Stored dataset items

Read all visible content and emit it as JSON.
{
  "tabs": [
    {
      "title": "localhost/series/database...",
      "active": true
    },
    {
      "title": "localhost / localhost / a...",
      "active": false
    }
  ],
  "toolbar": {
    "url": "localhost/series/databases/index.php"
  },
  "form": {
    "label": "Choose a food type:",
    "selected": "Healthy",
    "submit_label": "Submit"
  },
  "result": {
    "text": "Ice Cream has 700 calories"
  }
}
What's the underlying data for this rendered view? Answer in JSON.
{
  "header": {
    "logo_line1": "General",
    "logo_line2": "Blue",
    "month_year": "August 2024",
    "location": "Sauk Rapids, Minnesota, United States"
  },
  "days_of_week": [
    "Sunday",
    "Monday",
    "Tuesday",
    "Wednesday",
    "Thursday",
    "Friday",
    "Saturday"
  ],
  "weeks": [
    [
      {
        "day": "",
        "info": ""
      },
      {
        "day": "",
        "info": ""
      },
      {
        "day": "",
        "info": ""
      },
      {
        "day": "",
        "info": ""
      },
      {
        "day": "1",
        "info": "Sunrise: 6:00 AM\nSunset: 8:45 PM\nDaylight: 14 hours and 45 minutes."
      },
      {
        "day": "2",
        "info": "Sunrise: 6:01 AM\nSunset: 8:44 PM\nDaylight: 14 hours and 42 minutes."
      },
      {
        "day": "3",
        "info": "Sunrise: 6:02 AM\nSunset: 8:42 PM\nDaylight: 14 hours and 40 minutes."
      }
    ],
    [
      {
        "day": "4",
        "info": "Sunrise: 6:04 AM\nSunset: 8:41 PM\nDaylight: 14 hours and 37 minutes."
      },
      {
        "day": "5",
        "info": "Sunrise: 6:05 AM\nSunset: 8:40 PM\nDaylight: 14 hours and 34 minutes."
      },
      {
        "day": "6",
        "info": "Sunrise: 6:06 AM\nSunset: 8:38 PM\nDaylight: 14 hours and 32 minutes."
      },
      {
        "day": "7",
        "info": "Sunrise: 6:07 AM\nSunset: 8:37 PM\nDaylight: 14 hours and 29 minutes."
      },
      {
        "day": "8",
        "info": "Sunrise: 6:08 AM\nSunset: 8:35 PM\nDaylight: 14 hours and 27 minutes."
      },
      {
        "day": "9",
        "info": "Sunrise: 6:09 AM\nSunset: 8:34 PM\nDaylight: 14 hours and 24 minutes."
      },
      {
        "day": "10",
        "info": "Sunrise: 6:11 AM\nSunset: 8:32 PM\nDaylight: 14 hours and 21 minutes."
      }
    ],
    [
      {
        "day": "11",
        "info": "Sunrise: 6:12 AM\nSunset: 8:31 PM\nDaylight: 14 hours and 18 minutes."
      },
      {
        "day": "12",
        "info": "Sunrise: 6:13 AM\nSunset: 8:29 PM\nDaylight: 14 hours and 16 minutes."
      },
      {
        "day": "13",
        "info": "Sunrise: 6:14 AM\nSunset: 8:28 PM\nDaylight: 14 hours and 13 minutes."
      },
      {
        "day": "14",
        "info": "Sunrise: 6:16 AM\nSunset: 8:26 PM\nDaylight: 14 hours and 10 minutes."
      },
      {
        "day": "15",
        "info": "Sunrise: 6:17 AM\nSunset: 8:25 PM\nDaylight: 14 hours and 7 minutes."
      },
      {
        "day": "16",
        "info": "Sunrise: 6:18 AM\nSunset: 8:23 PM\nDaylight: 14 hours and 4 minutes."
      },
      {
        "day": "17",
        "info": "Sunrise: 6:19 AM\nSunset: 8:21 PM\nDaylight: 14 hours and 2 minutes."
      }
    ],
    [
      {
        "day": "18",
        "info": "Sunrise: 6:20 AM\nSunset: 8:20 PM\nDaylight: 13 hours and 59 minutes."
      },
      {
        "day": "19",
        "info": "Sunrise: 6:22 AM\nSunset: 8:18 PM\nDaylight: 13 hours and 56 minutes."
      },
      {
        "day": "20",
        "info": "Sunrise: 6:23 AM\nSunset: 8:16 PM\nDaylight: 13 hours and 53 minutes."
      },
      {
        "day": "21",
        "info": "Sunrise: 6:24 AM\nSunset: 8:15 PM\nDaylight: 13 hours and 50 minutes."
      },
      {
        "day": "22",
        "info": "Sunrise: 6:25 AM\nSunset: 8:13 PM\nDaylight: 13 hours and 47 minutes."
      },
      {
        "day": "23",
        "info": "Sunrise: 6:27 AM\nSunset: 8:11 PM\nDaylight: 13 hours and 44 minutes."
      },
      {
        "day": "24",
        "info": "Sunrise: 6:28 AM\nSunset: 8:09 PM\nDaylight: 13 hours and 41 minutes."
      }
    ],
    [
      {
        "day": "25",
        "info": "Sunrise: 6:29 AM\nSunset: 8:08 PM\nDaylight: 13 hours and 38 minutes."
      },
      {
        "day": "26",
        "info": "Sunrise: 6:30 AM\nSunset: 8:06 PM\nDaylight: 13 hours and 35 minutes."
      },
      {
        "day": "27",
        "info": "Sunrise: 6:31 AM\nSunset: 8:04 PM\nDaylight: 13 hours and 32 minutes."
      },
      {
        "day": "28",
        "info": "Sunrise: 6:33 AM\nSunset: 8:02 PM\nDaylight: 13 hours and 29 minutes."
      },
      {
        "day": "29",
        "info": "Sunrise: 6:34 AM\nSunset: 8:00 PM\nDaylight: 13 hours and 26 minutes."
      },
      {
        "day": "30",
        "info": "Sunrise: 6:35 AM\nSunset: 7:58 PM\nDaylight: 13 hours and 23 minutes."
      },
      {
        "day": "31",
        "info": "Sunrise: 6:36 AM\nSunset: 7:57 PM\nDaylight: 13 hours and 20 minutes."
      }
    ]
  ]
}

> _Short task_: Each line that holds the word "series" should be extracted from the records.

> _Solution for this task_:
      "title": "localhost/series/database...",
    "url": "localhost/series/databases/index.php"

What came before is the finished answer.